## begin

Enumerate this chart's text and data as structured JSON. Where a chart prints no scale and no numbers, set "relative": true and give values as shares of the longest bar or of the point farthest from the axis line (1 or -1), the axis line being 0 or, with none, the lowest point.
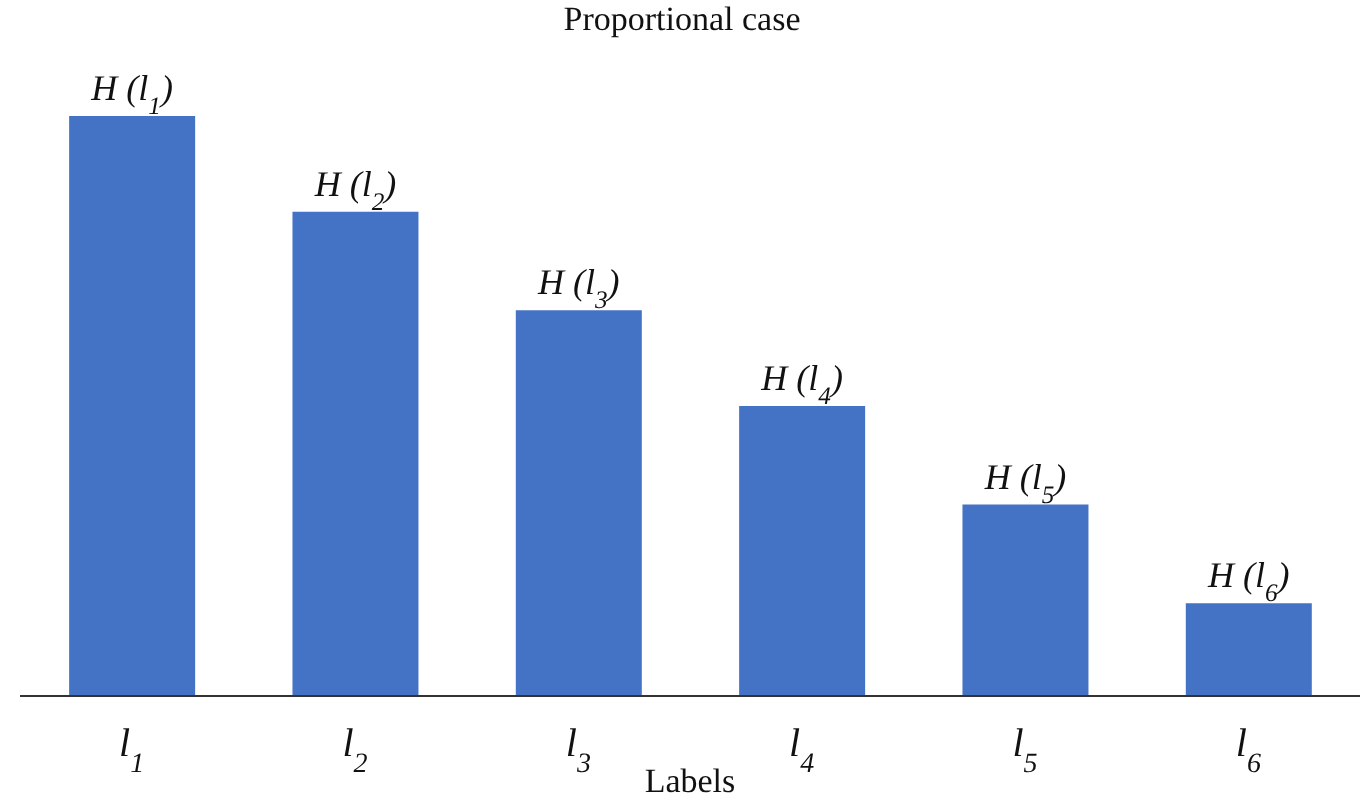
{
  "chart_data": {
    "type": "bar",
    "title": "Proportional case",
    "xlabel": "Labels",
    "relative": true,
    "color": "#4472c4",
    "categories": [
      "l$_{1}$",
      "l$_{2}$",
      "l$_{3}$",
      "l$_{4}$",
      "l$_{5}$",
      "l$_{6}$"
    ],
    "values": [
      1,
      0.835,
      0.665,
      0.5,
      0.33,
      0.16
    ],
    "annotations": [
      {
        "text": "H (l$_{1}$)",
        "x": "l$_{1}$",
        "y": 1
      },
      {
        "text": "H (l$_{2}$)",
        "x": "l$_{2}$",
        "y": 0.835
      },
      {
        "text": "H (l$_{3}$)",
        "x": "l$_{3}$",
        "y": 0.665
      },
      {
        "text": "H (l$_{4}$)",
        "x": "l$_{4}$",
        "y": 0.5
      },
      {
        "text": "H (l$_{5}$)",
        "x": "l$_{5}$",
        "y": 0.33
      },
      {
        "text": "H (l$_{6}$)",
        "x": "l$_{6}$",
        "y": 0.16
      }
    ],
    "grid": false,
    "legend": false
  }
}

## end

_What is expected:_
Repeat the records above exactly, leaving out any pictures they contain.

_Solved exercise:_
Enumerate this chart's text and data as structured JSON. Where a chart prints no scale and no numbers, set "relative": true and give values as shares of the longest bar or of the point farthest from the axis line (1 or -1), the axis line being 0 or, with none, the lowest point.
{
  "chart_data": {
    "type": "bar",
    "title": "Proportional case",
    "xlabel": "Labels",
    "relative": true,
    "color": "#4472c4",
    "categories": [
      "l$_{1}$",
      "l$_{2}$",
      "l$_{3}$",
      "l$_{4}$",
      "l$_{5}$",
      "l$_{6}$"
    ],
    "values": [
      1,
      0.835,
      0.665,
      0.5,
      0.33,
      0.16
    ],
    "annotations": [
      {
        "text": "H (l$_{1}$)",
        "x": "l$_{1}$",
        "y": 1
      },
      {
        "text": "H (l$_{2}$)",
        "x": "l$_{2}$",
        "y": 0.835
      },
      {
        "text": "H (l$_{3}$)",
        "x": "l$_{3}$",
        "y": 0.665
      },
      {
        "text": "H (l$_{4}$)",
        "x": "l$_{4}$",
        "y": 0.5
      },
      {
        "text": "H (l$_{5}$)",
        "x": "l$_{5}$",
        "y": 0.33
      },
      {
        "text": "H (l$_{6}$)",
        "x": "l$_{6}$",
        "y": 0.16
      }
    ],
    "grid": false,
    "legend": false
  }
}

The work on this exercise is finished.